WHAT IS EXPECTED
Which lines hold the string "رواه"? Copy every one of them.

RECORDS SUPPLIED
>>>
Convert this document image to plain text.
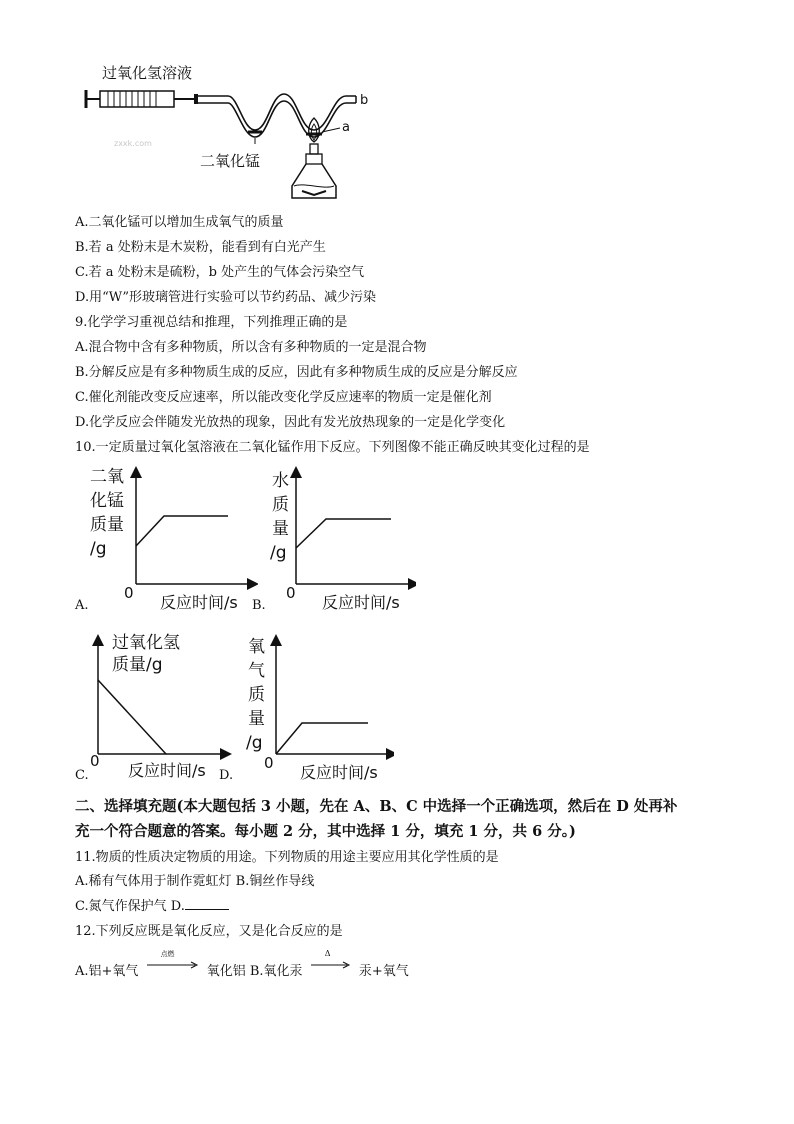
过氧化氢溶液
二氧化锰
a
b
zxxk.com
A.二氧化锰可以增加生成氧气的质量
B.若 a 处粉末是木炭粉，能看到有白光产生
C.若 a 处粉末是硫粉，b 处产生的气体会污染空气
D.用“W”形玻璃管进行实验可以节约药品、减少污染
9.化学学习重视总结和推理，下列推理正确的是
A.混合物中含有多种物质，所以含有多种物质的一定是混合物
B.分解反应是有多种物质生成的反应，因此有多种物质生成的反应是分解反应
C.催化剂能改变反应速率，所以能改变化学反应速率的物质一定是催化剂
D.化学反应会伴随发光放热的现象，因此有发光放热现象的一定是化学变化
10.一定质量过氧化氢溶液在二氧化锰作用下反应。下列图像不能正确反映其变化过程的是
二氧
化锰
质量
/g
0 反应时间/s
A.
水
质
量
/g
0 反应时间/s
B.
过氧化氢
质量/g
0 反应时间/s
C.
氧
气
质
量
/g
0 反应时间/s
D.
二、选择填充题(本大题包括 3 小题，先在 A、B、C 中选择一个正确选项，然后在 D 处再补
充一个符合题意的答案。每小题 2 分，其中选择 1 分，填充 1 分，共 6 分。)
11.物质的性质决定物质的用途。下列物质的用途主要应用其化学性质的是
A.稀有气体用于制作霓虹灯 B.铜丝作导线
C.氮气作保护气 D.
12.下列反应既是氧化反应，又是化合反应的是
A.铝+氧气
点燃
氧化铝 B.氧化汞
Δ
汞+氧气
<<<
>>>
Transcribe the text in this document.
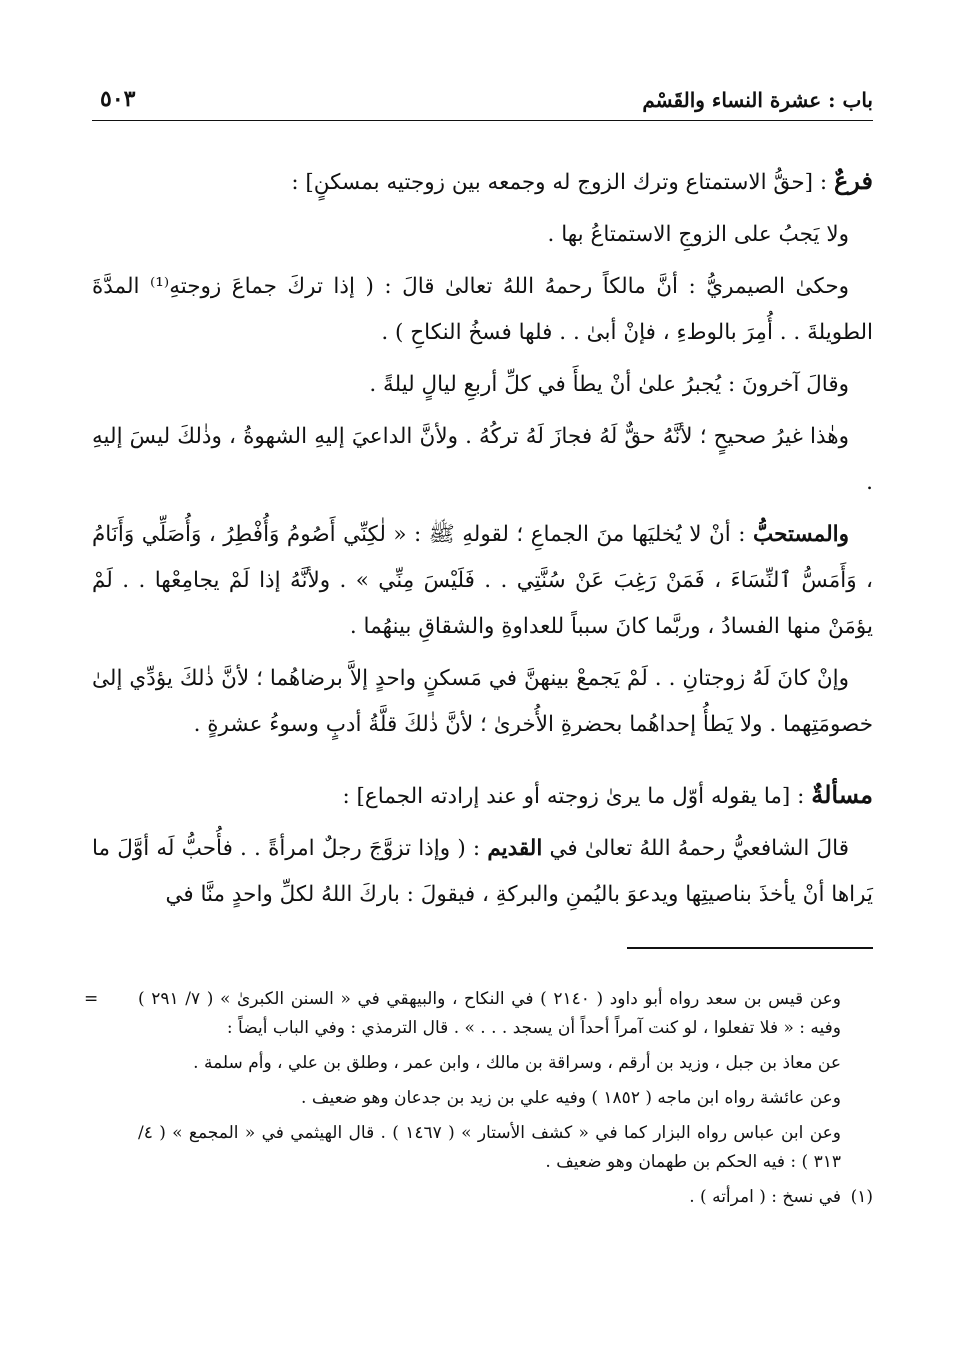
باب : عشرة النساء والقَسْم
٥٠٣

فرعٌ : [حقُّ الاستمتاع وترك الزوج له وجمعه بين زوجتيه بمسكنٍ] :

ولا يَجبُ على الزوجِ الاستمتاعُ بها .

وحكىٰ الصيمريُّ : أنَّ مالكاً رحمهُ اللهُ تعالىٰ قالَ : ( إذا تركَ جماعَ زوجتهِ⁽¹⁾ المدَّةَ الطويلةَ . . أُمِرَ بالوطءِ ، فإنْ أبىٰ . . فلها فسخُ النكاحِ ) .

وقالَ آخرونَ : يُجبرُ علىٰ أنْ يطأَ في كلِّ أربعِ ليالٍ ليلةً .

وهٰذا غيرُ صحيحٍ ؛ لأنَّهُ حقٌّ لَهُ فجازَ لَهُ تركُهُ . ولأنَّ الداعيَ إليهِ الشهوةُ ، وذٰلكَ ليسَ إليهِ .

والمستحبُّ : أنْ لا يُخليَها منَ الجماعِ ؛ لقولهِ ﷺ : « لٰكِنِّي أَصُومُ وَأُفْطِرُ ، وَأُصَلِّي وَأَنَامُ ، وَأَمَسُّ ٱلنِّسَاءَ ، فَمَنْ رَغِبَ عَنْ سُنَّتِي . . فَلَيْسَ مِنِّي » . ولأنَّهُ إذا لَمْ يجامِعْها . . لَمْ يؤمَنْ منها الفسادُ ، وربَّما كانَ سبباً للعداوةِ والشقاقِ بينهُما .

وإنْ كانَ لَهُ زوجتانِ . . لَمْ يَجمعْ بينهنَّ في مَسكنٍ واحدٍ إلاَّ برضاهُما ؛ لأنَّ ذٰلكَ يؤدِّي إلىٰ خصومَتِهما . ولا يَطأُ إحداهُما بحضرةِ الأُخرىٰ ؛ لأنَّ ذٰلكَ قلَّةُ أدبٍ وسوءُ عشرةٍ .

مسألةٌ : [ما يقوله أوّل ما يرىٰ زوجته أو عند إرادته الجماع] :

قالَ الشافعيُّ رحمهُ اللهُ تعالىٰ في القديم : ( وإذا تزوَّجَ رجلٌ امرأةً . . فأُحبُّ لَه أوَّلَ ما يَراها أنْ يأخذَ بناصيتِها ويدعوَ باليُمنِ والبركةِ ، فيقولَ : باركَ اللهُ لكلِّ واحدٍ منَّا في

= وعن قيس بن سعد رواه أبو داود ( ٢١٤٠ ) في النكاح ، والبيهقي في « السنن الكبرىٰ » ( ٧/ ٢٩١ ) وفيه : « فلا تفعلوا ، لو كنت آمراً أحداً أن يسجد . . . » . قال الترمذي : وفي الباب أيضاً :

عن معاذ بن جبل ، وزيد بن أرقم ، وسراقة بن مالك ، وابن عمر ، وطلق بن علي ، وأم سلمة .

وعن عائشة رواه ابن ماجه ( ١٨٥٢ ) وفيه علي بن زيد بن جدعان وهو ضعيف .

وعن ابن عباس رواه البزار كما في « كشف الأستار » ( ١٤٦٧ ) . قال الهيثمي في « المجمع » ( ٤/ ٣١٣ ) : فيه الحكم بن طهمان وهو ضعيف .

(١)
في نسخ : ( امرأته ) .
<<<
>>>
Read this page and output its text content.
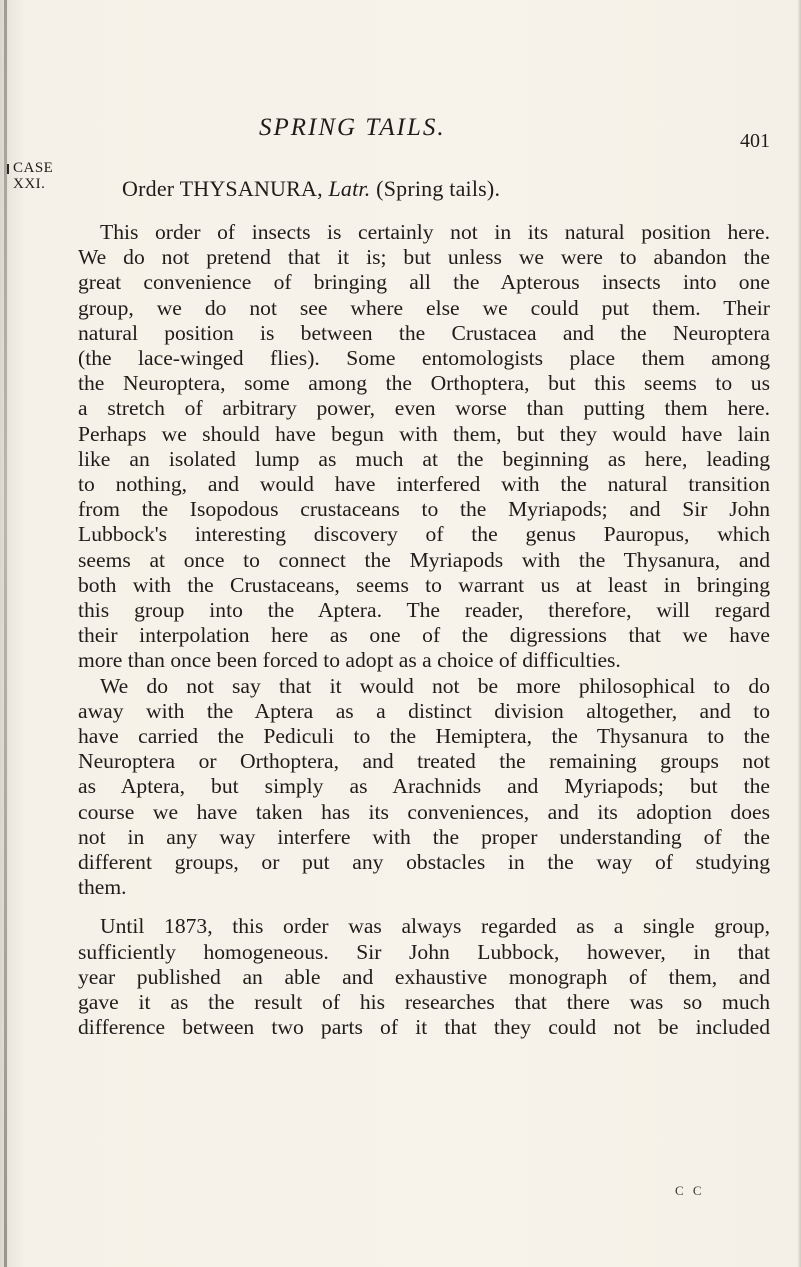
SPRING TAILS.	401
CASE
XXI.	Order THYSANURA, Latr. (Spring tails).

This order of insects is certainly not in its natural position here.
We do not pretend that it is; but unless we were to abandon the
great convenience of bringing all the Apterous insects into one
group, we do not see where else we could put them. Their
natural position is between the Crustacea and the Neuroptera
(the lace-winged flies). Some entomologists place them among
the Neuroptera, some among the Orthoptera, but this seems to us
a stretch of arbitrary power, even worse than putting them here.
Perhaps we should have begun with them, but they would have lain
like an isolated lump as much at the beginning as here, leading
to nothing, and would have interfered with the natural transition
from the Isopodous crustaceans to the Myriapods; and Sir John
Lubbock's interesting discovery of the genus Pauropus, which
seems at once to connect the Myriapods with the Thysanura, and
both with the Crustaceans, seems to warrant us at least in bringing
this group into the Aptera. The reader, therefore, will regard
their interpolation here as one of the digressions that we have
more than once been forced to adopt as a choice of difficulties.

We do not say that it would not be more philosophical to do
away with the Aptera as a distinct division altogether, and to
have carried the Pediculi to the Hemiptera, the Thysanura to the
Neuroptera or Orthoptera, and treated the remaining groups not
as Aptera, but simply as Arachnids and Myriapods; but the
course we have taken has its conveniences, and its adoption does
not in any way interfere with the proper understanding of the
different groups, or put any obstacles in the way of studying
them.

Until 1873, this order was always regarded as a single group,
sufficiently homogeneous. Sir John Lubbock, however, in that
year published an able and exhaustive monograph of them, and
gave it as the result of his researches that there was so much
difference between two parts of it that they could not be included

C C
<<<
SOLVED EXERCISE
= وعن قيس بن سعد رواه أبو داود ( ٢١٤٠ ) في النكاح ، والبيهقي في « السنن الكبرىٰ » ( ٧/ ٢٩١ ) وفيه : « فلا تفعلوا ، لو كنت آمراً أحداً أن يسجد . . . » . قال الترمذي : وفي الباب أيضاً :
وعن عائشة رواه ابن ماجه ( ١٨٥٢ ) وفيه علي بن زيد بن جدعان وهو ضعيف .
وعن ابن عباس رواه البزار كما في « كشف الأستار » ( ١٤٦٧ ) . قال الهيثمي في « المجمع » ( ٤/ ٣١٣ ) : فيه الحكم بن طهمان وهو ضعيف .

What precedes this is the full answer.